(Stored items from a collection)
****************************************

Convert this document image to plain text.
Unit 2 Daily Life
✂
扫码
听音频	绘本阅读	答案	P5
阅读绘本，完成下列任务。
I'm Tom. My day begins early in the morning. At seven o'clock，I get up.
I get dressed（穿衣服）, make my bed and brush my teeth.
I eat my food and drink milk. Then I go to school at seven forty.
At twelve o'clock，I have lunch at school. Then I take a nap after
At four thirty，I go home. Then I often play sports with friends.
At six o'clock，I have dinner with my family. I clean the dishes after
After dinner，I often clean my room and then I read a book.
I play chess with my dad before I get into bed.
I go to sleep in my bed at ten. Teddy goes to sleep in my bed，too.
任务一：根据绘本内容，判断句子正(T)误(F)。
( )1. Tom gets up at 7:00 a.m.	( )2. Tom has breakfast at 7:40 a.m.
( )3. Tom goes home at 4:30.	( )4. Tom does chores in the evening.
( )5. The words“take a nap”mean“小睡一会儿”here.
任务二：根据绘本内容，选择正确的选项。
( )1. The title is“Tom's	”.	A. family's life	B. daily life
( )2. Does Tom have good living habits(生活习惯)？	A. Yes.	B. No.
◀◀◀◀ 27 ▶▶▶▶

****************************************

Every entry must be quoted exactly as it appears above.

● **Result of this task**
Convert this document image to plain text.
Unit 2 Daily Life
✂
扫码
听音频	绘本阅读	答案	P5
阅读绘本，完成下列任务。
I'm Tom. My day begins early in the morning. At seven o'clock，I get up.
I get dressed（穿衣服）, make my bed and brush my teeth.
I eat my food and drink milk. Then I go to school at seven forty.
At twelve o'clock，I have lunch at school. Then I take a nap after
At four thirty，I go home. Then I often play sports with friends.
At six o'clock，I have dinner with my family. I clean the dishes after
After dinner，I often clean my room and then I read a book.
I play chess with my dad before I get into bed.
I go to sleep in my bed at ten. Teddy goes to sleep in my bed，too.
任务一：根据绘本内容，判断句子正(T)误(F)。
( )1. Tom gets up at 7:00 a.m.	( )2. Tom has breakfast at 7:40 a.m.
( )3. Tom goes home at 4:30.	( )4. Tom does chores in the evening.
( )5. The words“take a nap”mean“小睡一会儿”here.
任务二：根据绘本内容，选择正确的选项。
( )1. The title is“Tom's	”.	A. family's life	B. daily life
( )2. Does Tom have good living habits(生活习惯)？	A. Yes.	B. No.
◀◀◀◀ 27 ▶▶▶▶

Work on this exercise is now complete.